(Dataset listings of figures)
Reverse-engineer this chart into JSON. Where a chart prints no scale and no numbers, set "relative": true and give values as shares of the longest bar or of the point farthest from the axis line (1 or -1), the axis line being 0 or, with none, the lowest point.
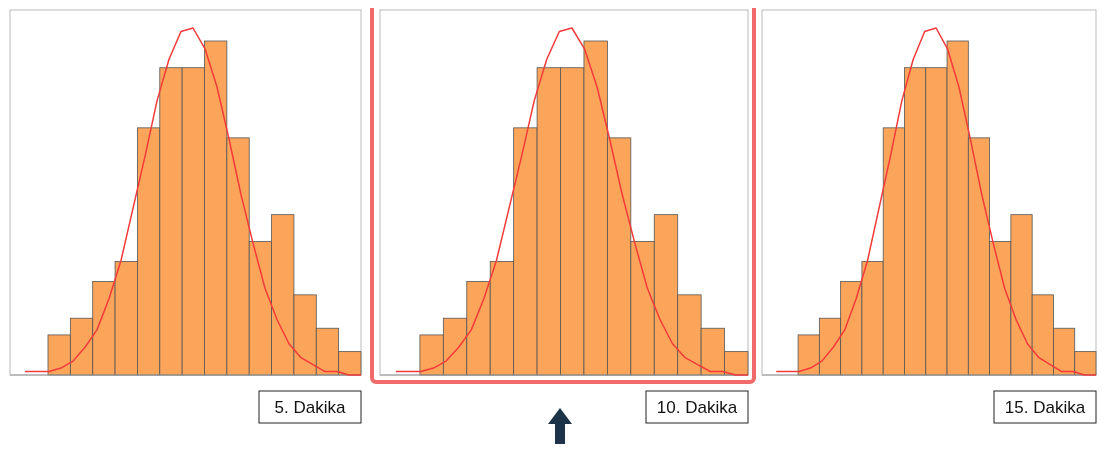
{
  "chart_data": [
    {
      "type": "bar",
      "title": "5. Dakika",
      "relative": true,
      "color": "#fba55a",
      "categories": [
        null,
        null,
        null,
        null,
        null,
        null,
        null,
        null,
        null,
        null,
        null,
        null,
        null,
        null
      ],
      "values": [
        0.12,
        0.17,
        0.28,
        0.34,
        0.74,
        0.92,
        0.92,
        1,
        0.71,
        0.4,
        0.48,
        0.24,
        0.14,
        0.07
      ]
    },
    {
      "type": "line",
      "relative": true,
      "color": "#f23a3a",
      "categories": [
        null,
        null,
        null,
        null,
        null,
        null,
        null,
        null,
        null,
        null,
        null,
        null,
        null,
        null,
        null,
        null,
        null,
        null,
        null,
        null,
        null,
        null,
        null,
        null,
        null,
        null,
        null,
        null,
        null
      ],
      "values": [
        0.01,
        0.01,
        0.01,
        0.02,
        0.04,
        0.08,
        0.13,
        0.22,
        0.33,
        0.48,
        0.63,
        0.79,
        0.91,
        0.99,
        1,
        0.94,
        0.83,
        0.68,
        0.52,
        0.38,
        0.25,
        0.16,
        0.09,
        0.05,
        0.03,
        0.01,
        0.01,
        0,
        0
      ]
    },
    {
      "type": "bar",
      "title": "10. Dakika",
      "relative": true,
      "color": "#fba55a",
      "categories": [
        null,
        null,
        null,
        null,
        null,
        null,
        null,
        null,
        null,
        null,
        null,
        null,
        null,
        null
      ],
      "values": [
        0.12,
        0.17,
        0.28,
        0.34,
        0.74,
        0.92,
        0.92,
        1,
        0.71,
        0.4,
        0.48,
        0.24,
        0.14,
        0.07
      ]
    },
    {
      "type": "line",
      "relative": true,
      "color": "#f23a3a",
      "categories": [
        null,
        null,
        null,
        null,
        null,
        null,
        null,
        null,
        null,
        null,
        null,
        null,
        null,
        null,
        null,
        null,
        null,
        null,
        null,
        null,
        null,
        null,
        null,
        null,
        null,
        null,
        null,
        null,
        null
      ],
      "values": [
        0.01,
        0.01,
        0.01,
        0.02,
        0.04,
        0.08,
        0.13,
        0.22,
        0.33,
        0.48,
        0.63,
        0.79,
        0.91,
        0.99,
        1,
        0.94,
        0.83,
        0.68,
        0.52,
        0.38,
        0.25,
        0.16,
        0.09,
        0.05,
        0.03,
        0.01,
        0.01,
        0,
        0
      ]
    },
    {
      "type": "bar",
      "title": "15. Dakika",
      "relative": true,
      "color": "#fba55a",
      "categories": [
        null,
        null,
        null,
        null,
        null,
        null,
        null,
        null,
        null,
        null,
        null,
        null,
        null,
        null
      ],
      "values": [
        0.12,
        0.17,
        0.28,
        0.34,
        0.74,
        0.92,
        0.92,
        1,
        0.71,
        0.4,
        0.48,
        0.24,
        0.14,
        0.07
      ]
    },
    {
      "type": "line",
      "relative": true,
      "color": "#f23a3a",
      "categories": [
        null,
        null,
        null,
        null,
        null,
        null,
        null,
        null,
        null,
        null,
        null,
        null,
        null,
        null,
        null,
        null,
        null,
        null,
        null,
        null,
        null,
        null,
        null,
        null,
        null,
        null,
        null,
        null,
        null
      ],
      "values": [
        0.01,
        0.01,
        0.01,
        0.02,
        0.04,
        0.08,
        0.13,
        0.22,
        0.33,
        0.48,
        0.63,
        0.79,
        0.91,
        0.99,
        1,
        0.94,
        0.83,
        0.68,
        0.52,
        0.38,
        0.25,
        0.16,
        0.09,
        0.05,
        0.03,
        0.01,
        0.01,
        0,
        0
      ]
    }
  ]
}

§ **Challenge**
Reproduce the full listing above verbatim, with no pictures included.

§ **Reply to the exercise**
Reverse-engineer this chart into JSON. Where a chart prints no scale and no numbers, set "relative": true and give values as shares of the longest bar or of the point farthest from the axis line (1 or -1), the axis line being 0 or, with none, the lowest point.
{
  "chart_data": [
    {
      "type": "bar",
      "title": "5. Dakika",
      "relative": true,
      "color": "#fba55a",
      "categories": [
        null,
        null,
        null,
        null,
        null,
        null,
        null,
        null,
        null,
        null,
        null,
        null,
        null,
        null
      ],
      "values": [
        0.12,
        0.17,
        0.28,
        0.34,
        0.74,
        0.92,
        0.92,
        1,
        0.71,
        0.4,
        0.48,
        0.24,
        0.14,
        0.07
      ]
    },
    {
      "type": "line",
      "relative": true,
      "color": "#f23a3a",
      "categories": [
        null,
        null,
        null,
        null,
        null,
        null,
        null,
        null,
        null,
        null,
        null,
        null,
        null,
        null,
        null,
        null,
        null,
        null,
        null,
        null,
        null,
        null,
        null,
        null,
        null,
        null,
        null,
        null,
        null
      ],
      "values": [
        0.01,
        0.01,
        0.01,
        0.02,
        0.04,
        0.08,
        0.13,
        0.22,
        0.33,
        0.48,
        0.63,
        0.79,
        0.91,
        0.99,
        1,
        0.94,
        0.83,
        0.68,
        0.52,
        0.38,
        0.25,
        0.16,
        0.09,
        0.05,
        0.03,
        0.01,
        0.01,
        0,
        0
      ]
    },
    {
      "type": "bar",
      "title": "10. Dakika",
      "relative": true,
      "color": "#fba55a",
      "categories": [
        null,
        null,
        null,
        null,
        null,
        null,
        null,
        null,
        null,
        null,
        null,
        null,
        null,
        null
      ],
      "values": [
        0.12,
        0.17,
        0.28,
        0.34,
        0.74,
        0.92,
        0.92,
        1,
        0.71,
        0.4,
        0.48,
        0.24,
        0.14,
        0.07
      ]
    },
    {
      "type": "line",
      "relative": true,
      "color": "#f23a3a",
      "categories": [
        null,
        null,
        null,
        null,
        null,
        null,
        null,
        null,
        null,
        null,
        null,
        null,
        null,
        null,
        null,
        null,
        null,
        null,
        null,
        null,
        null,
        null,
        null,
        null,
        null,
        null,
        null,
        null,
        null
      ],
      "values": [
        0.01,
        0.01,
        0.01,
        0.02,
        0.04,
        0.08,
        0.13,
        0.22,
        0.33,
        0.48,
        0.63,
        0.79,
        0.91,
        0.99,
        1,
        0.94,
        0.83,
        0.68,
        0.52,
        0.38,
        0.25,
        0.16,
        0.09,
        0.05,
        0.03,
        0.01,
        0.01,
        0,
        0
      ]
    },
    {
      "type": "bar",
      "title": "15. Dakika",
      "relative": true,
      "color": "#fba55a",
      "categories": [
        null,
        null,
        null,
        null,
        null,
        null,
        null,
        null,
        null,
        null,
        null,
        null,
        null,
        null
      ],
      "values": [
        0.12,
        0.17,
        0.28,
        0.34,
        0.74,
        0.92,
        0.92,
        1,
        0.71,
        0.4,
        0.48,
        0.24,
        0.14,
        0.07
      ]
    },
    {
      "type": "line",
      "relative": true,
      "color": "#f23a3a",
      "categories": [
        null,
        null,
        null,
        null,
        null,
        null,
        null,
        null,
        null,
        null,
        null,
        null,
        null,
        null,
        null,
        null,
        null,
        null,
        null,
        null,
        null,
        null,
        null,
        null,
        null,
        null,
        null,
        null,
        null
      ],
      "values": [
        0.01,
        0.01,
        0.01,
        0.02,
        0.04,
        0.08,
        0.13,
        0.22,
        0.33,
        0.48,
        0.63,
        0.79,
        0.91,
        0.99,
        1,
        0.94,
        0.83,
        0.68,
        0.52,
        0.38,
        0.25,
        0.16,
        0.09,
        0.05,
        0.03,
        0.01,
        0.01,
        0,
        0
      ]
    }
  ]
}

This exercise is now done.